» Set exercise
Check every line of the entries for "administracyjnego", and copy the lines that hold it.
▬▬▬
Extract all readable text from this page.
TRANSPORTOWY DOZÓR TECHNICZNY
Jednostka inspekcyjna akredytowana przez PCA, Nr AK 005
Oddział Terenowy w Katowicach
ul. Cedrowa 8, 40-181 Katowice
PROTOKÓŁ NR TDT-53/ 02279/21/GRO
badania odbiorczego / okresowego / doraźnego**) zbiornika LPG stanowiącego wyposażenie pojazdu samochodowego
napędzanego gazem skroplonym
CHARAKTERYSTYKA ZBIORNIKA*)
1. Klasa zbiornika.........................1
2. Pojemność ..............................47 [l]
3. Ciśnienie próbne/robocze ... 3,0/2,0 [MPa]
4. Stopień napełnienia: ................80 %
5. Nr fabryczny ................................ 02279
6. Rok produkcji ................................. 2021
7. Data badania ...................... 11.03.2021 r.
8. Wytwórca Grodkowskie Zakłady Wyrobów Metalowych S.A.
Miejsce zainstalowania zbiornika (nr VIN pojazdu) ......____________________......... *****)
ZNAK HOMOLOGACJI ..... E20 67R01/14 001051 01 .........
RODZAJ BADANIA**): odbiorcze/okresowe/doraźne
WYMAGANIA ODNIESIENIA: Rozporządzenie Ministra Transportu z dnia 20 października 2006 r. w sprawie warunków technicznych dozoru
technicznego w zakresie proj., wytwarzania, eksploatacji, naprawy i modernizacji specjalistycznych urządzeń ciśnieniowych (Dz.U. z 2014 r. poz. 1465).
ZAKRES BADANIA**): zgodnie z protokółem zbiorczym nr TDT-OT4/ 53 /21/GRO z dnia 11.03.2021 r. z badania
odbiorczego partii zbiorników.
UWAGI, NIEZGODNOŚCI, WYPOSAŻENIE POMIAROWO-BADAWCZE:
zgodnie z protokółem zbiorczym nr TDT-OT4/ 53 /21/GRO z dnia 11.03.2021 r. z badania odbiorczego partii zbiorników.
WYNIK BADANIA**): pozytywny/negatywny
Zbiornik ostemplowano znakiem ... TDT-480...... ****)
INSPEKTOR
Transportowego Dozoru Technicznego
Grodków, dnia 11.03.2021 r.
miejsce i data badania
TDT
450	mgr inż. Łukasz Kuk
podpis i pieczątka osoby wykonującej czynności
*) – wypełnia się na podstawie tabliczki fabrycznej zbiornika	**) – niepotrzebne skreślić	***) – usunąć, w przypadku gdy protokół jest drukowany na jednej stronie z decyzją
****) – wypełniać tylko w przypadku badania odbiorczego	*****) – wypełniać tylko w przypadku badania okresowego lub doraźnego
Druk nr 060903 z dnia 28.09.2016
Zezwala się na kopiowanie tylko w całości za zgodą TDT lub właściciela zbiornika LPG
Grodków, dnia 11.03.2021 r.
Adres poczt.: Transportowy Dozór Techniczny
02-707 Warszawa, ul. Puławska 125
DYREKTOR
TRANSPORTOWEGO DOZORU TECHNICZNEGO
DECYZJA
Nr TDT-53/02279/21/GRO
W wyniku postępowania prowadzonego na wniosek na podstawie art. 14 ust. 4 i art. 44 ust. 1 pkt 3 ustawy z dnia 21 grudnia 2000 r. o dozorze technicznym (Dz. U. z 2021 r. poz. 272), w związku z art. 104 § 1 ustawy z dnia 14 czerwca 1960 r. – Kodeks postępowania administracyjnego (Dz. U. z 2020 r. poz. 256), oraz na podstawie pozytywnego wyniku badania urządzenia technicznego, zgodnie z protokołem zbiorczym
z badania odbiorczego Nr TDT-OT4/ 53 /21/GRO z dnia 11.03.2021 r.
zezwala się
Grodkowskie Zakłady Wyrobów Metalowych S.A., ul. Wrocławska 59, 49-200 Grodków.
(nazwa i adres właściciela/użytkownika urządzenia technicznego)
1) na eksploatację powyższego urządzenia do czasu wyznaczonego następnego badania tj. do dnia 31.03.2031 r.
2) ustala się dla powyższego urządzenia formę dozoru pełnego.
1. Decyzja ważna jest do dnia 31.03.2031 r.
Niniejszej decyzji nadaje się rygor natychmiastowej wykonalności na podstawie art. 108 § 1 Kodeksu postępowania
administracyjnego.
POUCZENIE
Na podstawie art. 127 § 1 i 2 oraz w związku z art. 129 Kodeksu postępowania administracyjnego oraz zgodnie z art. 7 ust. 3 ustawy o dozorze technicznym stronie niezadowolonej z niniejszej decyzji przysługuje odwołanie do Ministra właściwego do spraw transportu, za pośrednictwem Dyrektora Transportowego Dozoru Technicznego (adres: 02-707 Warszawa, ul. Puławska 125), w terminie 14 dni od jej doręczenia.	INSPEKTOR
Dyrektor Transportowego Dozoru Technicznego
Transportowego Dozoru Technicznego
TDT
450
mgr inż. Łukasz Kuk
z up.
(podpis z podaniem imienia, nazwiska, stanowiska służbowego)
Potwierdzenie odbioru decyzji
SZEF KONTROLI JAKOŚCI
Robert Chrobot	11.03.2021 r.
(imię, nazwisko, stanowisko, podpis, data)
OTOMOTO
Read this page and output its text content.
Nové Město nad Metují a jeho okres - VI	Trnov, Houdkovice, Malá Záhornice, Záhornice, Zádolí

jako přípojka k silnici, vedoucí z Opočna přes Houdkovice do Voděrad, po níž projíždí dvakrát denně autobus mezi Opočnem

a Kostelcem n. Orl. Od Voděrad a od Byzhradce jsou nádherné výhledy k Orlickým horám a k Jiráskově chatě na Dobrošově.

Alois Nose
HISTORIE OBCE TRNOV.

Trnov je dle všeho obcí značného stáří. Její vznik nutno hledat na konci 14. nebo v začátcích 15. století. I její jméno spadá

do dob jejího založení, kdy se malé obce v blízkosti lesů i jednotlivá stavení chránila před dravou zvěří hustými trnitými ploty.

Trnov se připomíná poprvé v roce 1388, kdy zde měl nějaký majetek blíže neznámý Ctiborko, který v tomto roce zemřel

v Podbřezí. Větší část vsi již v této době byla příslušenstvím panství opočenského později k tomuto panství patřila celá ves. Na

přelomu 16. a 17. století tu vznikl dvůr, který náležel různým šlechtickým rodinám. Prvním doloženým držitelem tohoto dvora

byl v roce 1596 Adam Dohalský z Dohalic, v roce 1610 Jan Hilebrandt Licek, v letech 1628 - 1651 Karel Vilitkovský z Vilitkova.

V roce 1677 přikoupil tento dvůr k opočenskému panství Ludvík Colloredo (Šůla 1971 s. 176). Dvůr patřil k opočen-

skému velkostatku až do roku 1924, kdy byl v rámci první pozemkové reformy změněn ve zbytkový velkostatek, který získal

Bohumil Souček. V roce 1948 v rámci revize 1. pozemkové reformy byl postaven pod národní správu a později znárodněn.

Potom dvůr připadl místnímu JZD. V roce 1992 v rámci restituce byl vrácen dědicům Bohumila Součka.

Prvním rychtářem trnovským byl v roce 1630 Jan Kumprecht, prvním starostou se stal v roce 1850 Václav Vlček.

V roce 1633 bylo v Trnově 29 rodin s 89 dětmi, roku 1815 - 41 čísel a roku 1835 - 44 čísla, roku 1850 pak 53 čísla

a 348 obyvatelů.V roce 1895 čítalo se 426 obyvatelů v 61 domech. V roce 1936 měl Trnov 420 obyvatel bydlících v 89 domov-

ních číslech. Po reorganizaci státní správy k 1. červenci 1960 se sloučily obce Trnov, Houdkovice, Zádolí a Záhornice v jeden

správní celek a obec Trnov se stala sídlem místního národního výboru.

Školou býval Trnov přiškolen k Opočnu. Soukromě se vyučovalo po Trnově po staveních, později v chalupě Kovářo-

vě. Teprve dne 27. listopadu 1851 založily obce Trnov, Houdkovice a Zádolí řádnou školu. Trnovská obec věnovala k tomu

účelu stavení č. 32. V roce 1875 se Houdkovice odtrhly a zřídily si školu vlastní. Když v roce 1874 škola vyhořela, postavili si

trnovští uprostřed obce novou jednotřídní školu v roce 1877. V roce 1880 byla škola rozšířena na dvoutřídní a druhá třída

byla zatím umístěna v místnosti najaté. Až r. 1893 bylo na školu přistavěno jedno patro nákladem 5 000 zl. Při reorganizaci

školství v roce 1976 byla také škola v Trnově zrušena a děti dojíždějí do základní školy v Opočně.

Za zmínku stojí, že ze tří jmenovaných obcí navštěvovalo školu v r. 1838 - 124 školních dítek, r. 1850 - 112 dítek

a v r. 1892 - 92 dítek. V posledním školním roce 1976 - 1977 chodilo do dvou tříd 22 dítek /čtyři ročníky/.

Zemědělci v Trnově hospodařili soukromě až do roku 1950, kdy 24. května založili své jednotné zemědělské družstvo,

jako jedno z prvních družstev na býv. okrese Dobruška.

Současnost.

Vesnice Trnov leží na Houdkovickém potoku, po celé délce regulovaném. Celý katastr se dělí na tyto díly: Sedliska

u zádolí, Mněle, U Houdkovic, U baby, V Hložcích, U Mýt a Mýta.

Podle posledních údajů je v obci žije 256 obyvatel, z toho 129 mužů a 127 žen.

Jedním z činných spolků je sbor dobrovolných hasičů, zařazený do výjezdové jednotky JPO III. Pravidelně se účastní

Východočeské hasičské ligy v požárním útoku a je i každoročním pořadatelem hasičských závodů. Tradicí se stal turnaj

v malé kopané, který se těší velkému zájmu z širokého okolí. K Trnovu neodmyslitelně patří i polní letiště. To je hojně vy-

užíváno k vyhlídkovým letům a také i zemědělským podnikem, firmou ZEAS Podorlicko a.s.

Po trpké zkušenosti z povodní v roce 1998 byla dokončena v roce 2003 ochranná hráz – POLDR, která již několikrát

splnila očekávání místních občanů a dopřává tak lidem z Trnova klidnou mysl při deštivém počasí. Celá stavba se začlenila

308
▬▬▬
» Answer to the exercise
W wyniku postępowania prowadzonego na wniosek na podstawie art. 14 ust. 4 i art. 44 ust. 1 pkt 3 ustawy z dnia 21 grudnia 2000 r. o dozorze technicznym (Dz. U. z 2021 r. poz. 272), w związku z art. 104 § 1 ustawy z dnia 14 czerwca 1960 r. – Kodeks postępowania administracyjnego (Dz. U. z 2020 r. poz. 256), oraz na podstawie pozytywnego wyniku badania urządzenia technicznego, zgodnie z protokołem zbiorczym
administracyjnego.
Na podstawie art. 127 § 1 i 2 oraz w związku z art. 129 Kodeksu postępowania administracyjnego oraz zgodnie z art. 7 ust. 3 ustawy o dozorze technicznym stronie niezadowolonej z niniejszej decyzji przysługuje odwołanie do Ministra właściwego do spraw transportu, za pośrednictwem Dyrektora Transportowego Dozoru Technicznego (adres: 02-707 Warszawa, ul. Puławska 125), w terminie 14 dni od jej doręczenia.	INSPEKTOR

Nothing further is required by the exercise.